— REQUIREMENT —
Find the word "text" in the records below. List each line containing it.

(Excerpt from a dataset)
+ + + + +

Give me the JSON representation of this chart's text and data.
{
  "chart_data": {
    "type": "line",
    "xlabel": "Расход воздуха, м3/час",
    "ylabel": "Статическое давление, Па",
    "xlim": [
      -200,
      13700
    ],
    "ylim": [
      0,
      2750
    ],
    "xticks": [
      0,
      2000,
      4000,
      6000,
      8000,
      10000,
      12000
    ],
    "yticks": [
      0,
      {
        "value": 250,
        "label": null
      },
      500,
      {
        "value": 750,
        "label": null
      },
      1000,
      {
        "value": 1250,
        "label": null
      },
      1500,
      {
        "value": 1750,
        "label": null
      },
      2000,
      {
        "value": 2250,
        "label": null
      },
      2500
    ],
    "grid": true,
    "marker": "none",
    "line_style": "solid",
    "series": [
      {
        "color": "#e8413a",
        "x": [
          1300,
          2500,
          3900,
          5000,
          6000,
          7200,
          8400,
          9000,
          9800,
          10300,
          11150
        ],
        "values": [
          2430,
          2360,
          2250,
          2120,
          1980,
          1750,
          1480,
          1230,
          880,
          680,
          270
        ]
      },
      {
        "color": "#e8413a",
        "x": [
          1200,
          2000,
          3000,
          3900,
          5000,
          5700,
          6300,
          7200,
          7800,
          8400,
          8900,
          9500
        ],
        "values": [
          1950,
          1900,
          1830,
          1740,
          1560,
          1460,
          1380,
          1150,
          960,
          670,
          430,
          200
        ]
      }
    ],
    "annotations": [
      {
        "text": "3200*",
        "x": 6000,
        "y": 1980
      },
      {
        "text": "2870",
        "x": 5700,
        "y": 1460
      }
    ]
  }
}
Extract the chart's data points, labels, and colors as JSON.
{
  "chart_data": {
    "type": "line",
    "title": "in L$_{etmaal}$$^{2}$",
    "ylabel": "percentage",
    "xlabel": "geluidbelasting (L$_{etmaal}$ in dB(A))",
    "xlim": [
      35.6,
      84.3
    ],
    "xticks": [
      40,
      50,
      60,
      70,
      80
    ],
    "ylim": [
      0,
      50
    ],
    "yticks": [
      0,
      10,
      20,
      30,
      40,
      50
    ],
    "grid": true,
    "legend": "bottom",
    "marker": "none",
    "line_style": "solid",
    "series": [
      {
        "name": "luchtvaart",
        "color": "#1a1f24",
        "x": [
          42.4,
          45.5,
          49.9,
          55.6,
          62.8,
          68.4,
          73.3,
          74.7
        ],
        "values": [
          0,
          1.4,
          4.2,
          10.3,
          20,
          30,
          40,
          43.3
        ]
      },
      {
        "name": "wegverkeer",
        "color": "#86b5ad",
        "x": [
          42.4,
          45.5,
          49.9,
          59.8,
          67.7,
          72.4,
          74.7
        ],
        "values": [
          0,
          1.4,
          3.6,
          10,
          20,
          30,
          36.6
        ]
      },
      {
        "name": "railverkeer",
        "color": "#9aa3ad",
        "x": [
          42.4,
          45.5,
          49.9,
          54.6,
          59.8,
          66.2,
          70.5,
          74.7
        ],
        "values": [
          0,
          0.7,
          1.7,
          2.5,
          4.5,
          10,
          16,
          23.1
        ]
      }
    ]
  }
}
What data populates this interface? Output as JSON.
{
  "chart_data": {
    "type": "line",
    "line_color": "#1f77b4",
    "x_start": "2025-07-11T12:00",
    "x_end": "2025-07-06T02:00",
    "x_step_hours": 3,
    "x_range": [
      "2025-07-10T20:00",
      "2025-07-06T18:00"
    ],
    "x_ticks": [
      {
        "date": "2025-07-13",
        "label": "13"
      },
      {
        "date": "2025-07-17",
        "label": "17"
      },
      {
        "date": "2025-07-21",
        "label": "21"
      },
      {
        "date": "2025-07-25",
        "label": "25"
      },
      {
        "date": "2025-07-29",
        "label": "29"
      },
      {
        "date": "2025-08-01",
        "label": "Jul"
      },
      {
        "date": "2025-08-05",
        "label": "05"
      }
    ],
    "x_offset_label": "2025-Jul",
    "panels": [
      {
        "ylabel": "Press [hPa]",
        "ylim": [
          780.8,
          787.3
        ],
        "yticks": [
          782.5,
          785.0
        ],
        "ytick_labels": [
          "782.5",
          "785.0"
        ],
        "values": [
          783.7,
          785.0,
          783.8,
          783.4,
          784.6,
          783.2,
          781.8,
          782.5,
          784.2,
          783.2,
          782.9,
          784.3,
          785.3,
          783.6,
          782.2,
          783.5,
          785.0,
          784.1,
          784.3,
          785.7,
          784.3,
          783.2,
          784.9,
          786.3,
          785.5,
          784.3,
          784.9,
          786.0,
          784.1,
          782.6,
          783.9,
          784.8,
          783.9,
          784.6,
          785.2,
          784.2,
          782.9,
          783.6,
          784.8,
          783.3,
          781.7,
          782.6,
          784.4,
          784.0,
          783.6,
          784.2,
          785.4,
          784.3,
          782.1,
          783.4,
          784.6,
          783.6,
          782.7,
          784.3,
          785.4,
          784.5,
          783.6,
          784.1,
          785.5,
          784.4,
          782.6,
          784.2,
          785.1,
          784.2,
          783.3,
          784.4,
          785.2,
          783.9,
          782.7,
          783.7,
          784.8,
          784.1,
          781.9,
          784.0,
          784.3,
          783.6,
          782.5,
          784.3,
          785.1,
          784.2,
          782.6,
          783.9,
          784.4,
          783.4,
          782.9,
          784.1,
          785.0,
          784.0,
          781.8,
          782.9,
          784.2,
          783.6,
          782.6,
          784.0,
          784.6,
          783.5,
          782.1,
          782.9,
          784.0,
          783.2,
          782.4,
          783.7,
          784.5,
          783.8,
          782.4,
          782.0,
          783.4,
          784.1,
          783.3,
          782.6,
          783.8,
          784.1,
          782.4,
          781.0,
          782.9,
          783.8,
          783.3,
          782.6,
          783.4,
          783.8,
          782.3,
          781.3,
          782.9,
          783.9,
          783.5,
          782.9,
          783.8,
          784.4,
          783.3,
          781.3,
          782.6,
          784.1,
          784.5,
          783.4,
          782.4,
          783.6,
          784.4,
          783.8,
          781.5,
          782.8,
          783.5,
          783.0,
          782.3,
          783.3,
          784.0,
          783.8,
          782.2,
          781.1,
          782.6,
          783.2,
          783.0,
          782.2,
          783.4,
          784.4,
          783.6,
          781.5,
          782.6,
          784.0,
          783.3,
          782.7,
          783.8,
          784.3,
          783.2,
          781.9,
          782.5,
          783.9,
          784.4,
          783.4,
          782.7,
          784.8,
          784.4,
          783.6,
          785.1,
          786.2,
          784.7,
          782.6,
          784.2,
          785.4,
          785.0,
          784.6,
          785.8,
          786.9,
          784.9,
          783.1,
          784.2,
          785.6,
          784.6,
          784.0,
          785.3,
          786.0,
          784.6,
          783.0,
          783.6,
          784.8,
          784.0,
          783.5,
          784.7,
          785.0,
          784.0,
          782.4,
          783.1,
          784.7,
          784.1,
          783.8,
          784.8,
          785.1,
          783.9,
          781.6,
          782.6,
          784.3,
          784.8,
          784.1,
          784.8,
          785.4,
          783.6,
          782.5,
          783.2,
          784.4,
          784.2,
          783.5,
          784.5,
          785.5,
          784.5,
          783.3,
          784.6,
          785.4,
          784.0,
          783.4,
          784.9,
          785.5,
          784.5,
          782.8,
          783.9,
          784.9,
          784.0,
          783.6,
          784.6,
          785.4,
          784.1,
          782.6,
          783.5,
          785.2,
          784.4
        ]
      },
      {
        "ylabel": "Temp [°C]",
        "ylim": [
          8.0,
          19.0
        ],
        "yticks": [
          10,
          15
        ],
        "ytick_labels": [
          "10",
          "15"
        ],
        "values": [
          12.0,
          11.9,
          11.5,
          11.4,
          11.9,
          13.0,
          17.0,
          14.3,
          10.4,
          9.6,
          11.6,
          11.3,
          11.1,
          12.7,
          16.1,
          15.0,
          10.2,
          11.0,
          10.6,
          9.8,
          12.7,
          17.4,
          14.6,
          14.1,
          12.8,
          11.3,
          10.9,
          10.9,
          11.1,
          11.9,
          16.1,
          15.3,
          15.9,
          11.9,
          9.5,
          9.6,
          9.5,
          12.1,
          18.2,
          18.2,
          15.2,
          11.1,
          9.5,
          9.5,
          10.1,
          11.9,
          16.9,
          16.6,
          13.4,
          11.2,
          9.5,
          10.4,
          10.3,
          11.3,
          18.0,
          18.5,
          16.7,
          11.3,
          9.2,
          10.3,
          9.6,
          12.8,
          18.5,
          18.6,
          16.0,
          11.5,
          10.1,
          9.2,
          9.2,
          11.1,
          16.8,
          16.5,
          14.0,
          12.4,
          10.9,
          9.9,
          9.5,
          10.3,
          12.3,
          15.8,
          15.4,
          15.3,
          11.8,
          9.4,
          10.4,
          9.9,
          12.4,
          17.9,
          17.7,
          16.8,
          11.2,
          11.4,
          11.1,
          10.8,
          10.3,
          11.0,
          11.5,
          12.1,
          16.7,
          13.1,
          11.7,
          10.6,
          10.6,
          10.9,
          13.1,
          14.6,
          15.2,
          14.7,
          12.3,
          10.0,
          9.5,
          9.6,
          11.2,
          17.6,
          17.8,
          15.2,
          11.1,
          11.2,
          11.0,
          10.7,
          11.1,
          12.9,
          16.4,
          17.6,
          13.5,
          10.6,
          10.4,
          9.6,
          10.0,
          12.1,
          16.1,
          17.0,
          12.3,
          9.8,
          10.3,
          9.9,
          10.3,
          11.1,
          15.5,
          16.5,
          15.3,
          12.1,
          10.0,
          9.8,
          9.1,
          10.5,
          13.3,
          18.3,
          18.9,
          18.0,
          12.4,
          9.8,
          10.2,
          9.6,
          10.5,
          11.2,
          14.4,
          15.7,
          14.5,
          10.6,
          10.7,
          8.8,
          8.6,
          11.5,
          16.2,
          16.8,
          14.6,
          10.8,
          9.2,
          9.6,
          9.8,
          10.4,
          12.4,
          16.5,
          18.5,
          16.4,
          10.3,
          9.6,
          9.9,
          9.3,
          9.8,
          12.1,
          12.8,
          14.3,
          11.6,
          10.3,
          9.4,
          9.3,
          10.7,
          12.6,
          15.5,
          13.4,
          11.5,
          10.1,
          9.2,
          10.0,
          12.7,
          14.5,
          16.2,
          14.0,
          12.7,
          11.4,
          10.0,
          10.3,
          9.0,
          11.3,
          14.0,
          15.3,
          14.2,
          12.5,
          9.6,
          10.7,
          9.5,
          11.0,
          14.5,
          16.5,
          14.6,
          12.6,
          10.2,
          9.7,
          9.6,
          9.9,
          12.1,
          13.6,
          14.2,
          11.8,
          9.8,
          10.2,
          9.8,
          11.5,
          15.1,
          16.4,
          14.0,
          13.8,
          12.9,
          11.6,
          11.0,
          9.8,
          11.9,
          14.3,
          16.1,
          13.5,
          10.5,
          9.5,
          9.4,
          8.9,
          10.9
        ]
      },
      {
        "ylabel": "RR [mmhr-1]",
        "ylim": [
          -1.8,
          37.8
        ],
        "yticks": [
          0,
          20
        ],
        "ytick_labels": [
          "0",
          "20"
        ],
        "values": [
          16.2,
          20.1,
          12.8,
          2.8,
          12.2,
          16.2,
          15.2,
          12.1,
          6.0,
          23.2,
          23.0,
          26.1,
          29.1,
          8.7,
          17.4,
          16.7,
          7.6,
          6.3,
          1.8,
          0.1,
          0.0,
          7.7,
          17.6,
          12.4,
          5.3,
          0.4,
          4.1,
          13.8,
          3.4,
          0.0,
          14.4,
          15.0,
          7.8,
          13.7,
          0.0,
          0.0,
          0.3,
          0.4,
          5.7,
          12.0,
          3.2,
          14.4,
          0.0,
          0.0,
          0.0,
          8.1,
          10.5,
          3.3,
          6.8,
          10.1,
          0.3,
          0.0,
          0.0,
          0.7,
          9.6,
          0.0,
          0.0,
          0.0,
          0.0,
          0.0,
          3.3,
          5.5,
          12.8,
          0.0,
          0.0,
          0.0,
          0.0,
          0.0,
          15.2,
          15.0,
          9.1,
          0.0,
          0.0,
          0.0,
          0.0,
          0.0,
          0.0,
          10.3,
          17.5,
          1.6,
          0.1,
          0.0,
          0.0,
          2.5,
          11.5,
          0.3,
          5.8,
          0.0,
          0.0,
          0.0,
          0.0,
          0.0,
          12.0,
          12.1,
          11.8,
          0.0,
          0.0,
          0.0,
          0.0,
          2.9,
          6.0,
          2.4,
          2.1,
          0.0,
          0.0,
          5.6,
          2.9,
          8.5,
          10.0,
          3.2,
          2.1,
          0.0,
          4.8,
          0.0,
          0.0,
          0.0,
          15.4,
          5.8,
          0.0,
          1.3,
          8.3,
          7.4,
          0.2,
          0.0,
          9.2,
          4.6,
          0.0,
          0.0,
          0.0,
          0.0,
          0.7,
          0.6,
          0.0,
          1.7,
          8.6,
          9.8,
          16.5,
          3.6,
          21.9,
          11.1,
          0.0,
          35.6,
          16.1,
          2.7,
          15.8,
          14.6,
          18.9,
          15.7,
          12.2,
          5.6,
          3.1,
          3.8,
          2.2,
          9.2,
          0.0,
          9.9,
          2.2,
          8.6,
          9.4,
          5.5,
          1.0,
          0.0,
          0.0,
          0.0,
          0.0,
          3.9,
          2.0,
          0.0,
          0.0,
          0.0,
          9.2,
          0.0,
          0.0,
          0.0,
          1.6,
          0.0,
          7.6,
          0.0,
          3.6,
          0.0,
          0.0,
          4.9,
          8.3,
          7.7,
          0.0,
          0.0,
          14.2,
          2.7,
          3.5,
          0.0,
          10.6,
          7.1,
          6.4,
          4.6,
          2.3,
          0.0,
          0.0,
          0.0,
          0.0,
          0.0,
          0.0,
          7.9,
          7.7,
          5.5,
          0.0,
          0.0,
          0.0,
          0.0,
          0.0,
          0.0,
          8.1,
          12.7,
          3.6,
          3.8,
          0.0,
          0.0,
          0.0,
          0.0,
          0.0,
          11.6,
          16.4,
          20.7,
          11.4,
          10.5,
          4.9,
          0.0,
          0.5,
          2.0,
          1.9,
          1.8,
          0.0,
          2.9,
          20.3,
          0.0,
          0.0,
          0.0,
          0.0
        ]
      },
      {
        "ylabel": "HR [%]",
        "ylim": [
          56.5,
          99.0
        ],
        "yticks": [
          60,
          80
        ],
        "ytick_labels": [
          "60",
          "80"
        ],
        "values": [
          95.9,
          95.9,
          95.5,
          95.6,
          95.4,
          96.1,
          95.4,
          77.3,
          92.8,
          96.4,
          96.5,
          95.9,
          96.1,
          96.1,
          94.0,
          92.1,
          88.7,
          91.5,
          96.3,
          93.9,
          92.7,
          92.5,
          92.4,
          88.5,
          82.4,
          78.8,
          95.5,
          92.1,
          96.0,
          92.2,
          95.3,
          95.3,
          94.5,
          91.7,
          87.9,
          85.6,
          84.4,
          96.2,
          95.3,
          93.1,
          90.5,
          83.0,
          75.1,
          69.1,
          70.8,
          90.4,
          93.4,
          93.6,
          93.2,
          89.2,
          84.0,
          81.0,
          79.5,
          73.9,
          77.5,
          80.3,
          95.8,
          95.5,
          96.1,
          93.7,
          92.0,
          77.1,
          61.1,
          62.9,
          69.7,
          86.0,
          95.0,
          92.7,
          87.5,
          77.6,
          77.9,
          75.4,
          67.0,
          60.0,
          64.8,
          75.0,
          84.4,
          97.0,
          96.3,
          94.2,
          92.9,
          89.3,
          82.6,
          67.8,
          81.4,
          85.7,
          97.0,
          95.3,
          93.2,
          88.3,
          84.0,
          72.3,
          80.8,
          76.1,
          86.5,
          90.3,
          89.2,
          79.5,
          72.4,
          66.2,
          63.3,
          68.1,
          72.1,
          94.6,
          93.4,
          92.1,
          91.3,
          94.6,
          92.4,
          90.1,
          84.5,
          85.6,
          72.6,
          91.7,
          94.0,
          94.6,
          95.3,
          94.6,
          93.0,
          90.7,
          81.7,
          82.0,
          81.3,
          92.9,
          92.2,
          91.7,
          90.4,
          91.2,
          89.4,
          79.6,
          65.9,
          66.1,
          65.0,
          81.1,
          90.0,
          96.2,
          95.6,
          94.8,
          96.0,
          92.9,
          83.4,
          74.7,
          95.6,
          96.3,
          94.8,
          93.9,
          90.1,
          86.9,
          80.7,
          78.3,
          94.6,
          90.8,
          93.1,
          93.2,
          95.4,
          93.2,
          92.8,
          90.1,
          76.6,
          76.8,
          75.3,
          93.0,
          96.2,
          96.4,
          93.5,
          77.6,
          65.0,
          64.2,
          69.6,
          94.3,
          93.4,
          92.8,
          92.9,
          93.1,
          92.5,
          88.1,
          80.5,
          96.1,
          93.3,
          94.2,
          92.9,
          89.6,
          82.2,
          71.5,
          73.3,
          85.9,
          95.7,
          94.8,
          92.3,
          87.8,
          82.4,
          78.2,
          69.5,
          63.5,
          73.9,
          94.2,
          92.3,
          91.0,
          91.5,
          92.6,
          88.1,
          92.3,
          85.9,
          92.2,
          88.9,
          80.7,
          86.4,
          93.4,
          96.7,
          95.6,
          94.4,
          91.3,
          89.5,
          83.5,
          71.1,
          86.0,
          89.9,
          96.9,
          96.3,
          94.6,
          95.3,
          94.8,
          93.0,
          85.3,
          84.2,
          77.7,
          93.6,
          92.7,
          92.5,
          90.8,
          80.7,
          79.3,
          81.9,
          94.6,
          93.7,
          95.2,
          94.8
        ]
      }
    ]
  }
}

+ + + + +

— FINAL ANSWER —
Give me the JSON representation of this chart's text and data.
        "text": "3200*",
        "text": "2870",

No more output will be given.